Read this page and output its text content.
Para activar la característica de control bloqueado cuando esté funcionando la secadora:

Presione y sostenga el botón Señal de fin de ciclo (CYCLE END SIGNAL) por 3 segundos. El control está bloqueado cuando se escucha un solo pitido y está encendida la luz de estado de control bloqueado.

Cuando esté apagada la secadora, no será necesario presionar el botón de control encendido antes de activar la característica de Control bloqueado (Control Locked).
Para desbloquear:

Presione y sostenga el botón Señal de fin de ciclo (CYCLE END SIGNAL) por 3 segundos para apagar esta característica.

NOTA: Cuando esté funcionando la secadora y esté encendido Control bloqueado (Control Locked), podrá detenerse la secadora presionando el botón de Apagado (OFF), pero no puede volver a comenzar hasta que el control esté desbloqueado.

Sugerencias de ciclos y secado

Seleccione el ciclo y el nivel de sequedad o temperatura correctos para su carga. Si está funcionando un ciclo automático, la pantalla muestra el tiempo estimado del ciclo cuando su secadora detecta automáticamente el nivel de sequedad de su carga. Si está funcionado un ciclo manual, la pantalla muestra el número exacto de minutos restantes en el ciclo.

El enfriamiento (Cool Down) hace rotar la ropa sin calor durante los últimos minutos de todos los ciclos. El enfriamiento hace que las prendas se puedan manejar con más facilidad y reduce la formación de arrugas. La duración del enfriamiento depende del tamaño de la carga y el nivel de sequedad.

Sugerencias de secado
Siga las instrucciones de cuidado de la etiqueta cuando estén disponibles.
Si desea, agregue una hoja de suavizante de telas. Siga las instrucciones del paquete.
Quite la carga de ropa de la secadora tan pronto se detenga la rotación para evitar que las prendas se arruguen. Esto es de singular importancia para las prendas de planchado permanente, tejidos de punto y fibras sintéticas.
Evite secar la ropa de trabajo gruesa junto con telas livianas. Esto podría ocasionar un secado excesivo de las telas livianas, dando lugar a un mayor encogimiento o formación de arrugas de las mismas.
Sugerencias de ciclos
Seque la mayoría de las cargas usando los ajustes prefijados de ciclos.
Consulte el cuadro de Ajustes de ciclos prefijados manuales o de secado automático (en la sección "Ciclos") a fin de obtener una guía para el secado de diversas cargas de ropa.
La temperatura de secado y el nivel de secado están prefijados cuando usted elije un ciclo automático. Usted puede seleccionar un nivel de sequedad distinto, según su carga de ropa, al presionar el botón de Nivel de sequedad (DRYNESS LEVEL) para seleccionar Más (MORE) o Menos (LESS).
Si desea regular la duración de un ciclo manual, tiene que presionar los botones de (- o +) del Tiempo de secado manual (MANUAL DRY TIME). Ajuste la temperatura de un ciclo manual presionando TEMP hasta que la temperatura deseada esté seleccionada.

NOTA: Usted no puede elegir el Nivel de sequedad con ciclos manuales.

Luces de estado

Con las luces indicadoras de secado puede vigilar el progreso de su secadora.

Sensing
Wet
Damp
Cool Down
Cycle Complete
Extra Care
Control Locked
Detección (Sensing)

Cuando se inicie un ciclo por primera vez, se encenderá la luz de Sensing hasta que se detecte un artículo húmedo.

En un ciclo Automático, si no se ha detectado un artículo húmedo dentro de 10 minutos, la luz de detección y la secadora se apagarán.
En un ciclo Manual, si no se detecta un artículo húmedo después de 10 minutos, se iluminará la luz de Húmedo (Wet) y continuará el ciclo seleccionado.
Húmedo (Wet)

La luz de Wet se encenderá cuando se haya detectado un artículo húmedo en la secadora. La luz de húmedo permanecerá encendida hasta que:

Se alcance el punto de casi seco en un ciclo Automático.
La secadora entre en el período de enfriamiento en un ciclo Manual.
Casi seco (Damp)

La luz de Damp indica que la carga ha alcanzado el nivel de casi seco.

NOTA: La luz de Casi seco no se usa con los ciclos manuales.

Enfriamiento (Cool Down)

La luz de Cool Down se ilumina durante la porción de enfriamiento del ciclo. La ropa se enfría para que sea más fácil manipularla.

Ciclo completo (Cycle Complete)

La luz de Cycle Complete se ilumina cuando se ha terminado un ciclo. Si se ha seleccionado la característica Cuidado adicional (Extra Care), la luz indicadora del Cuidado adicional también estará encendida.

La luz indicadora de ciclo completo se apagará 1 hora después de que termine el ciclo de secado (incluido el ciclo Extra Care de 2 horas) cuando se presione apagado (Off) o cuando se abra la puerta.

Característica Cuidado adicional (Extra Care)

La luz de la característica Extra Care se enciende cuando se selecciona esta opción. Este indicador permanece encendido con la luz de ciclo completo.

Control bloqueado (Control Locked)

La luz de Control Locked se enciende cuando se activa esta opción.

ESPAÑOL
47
━━━━━━━━
### PROBLEM DETAILS
Select all lines in the listing above where the word "punto" appears, and show them.

### THE ANSWER
Quite la carga de ropa de la secadora tan pronto se detenga la rotación para evitar que las prendas se arruguen. Esto es de singular importancia para las prendas de planchado permanente, tejidos de punto y fibras sintéticas.
Se alcance el punto de casi seco en un ciclo Automático.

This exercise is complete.